▶ [Direction]: List each line of the data that holds the word "JSON".

▶ [Data to process]:

..............................

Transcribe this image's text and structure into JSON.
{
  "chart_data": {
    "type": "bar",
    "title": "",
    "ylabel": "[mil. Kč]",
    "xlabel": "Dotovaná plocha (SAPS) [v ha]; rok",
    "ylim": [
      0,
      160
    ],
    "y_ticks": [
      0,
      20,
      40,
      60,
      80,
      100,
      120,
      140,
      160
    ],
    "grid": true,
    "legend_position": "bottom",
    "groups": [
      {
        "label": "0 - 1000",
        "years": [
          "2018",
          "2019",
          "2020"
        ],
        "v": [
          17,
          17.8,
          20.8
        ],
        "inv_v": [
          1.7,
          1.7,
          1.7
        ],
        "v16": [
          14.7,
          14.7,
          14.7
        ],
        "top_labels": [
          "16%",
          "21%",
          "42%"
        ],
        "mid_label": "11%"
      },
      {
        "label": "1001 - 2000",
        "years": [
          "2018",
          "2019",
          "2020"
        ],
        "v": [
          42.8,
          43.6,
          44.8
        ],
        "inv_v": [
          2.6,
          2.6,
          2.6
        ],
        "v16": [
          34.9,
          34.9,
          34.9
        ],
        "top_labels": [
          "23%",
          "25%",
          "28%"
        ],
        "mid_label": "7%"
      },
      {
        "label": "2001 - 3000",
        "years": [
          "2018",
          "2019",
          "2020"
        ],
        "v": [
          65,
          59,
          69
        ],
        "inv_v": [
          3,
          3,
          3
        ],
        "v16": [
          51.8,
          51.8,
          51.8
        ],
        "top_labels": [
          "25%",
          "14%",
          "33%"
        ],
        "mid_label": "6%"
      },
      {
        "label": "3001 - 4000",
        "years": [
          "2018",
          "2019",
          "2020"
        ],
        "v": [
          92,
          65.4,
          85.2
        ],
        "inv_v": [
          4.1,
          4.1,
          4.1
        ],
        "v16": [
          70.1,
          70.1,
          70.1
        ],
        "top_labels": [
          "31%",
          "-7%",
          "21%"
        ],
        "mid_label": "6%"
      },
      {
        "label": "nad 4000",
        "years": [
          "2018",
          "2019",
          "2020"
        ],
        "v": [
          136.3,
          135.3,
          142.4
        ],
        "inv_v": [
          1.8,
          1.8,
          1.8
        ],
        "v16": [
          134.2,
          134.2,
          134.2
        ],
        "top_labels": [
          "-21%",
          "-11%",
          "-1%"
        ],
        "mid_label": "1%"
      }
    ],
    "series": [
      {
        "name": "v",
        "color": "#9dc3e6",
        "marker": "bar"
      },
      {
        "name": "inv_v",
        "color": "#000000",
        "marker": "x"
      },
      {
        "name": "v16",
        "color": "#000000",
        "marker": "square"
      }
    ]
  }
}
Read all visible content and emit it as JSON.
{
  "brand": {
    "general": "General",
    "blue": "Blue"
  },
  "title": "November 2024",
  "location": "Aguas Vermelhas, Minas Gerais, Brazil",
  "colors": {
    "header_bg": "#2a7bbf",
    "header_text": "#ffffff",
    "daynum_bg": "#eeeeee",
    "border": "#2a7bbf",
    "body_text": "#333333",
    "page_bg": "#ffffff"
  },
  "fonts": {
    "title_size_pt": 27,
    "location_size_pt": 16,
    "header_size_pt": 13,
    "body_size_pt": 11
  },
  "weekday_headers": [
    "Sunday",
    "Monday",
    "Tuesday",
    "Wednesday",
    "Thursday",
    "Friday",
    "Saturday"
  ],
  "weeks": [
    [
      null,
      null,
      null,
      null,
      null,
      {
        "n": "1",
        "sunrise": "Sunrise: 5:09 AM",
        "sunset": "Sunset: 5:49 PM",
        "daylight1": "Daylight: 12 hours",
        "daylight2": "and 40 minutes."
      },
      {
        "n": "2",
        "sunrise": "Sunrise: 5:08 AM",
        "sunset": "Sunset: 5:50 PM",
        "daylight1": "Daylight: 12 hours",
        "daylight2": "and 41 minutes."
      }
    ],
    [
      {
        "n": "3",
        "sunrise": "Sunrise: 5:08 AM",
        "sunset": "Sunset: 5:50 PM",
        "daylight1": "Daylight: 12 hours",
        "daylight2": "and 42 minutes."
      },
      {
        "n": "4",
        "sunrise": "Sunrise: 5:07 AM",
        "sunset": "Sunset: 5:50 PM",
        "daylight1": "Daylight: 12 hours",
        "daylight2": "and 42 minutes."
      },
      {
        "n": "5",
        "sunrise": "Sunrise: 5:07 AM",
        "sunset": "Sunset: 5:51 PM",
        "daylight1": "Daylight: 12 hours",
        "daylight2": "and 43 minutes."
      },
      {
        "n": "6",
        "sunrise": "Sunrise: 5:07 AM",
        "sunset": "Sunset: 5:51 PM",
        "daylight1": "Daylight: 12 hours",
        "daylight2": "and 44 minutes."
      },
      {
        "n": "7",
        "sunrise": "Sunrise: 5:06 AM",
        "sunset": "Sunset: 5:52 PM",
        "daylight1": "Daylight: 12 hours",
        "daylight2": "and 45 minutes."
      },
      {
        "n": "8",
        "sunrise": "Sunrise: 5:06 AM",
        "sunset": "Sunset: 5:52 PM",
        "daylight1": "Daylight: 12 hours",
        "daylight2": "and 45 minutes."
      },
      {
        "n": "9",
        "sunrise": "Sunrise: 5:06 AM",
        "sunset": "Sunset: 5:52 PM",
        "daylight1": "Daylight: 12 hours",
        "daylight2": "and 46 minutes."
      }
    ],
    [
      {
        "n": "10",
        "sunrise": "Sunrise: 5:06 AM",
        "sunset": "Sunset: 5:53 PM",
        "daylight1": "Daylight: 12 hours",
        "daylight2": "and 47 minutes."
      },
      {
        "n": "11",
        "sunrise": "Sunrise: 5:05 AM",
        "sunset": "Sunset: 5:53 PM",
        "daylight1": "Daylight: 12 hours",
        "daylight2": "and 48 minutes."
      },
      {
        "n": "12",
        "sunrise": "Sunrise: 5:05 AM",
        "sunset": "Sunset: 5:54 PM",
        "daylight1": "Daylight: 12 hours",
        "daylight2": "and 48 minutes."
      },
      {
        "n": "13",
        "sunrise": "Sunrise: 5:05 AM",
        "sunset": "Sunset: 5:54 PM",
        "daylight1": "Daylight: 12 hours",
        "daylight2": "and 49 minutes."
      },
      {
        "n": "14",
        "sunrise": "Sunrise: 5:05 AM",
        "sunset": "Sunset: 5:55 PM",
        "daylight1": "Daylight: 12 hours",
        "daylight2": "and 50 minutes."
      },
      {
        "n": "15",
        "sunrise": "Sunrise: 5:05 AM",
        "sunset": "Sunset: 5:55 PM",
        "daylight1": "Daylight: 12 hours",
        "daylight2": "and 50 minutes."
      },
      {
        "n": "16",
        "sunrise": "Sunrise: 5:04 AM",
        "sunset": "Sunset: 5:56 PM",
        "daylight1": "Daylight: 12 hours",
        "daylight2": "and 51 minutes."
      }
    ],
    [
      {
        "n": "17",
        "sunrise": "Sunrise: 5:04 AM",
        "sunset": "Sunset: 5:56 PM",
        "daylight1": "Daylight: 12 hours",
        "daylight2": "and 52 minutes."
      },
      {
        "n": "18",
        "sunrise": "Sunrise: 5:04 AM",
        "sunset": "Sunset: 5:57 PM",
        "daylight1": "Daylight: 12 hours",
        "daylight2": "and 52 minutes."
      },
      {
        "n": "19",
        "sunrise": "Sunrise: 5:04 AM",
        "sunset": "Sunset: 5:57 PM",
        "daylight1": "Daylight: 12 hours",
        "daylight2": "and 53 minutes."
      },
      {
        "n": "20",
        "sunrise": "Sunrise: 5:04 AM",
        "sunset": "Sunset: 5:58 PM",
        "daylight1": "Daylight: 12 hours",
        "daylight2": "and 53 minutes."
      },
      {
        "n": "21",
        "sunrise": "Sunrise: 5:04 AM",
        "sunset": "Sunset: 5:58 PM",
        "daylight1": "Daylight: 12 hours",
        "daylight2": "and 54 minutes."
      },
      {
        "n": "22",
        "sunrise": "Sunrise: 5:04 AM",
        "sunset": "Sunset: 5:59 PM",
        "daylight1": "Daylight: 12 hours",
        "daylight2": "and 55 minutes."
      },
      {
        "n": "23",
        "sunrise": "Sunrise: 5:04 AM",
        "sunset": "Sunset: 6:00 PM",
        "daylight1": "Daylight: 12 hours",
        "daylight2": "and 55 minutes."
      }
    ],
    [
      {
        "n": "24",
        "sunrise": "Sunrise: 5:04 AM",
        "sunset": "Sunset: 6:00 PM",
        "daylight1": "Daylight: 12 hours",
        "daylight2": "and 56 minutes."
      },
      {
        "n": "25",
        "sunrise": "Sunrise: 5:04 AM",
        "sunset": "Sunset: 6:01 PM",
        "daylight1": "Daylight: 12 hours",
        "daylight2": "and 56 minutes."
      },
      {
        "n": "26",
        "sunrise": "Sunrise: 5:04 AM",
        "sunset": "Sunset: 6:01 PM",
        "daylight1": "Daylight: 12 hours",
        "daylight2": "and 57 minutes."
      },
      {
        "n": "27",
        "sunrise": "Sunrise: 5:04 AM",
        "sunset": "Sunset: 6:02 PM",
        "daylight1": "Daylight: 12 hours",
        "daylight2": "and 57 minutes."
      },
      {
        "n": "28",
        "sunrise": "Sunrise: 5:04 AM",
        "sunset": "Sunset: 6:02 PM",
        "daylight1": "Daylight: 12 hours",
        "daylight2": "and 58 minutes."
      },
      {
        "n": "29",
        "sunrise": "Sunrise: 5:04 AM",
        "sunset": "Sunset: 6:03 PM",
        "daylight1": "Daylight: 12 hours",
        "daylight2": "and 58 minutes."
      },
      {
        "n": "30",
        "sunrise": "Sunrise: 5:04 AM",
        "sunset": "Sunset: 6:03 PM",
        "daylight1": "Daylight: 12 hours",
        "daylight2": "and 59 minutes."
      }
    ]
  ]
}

..............................

▶ [Answer to this exercise]:
Transcribe this image's text and structure into JSON.
Read all visible content and emit it as JSON.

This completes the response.